What is the count of lines in the listing below that hold the string "brain"? Reply with that number alone.
** Begin Material for this exercise **
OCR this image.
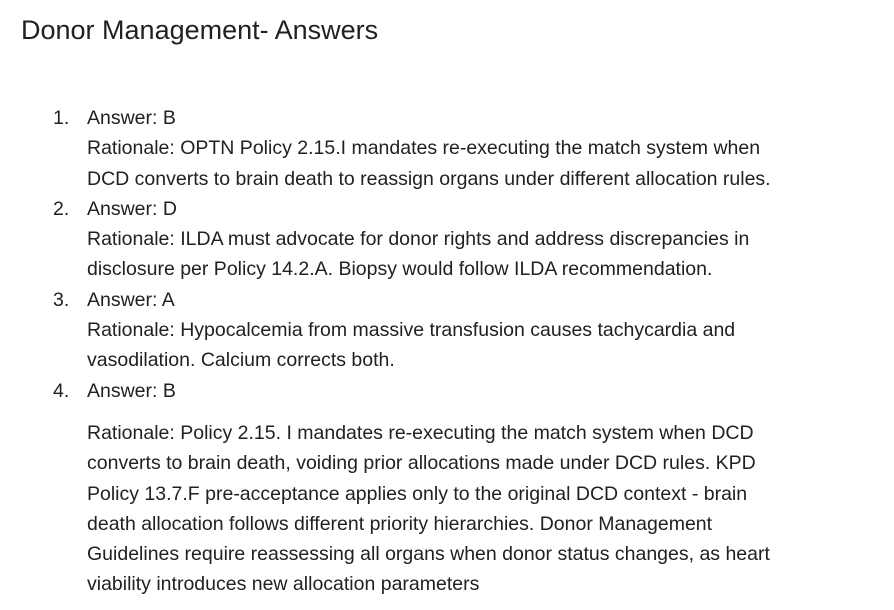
Donor Management- Answers
1. Answer: B
Rationale: OPTN Policy 2.15.I mandates re-executing the match system when
DCD converts to brain death to reassign organs under different allocation rules.
2. Answer: D
Rationale: ILDA must advocate for donor rights and address discrepancies in
disclosure per Policy 14.2.A. Biopsy would follow ILDA recommendation.
3. Answer: A
Rationale: Hypocalcemia from massive transfusion causes tachycardia and
vasodilation. Calcium corrects both.
4. Answer: B
Rationale: Policy 2.15. I mandates re-executing the match system when DCD
converts to brain death, voiding prior allocations made under DCD rules. KPD
Policy 13.7.F pre-acceptance applies only to the original DCD context - brain
death allocation follows different priority hierarchies. Donor Management
Guidelines require reassessing all organs when donor status changes, as heart
viability introduces new allocation parameters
** End Material for this exercise **
→ The completed task:
3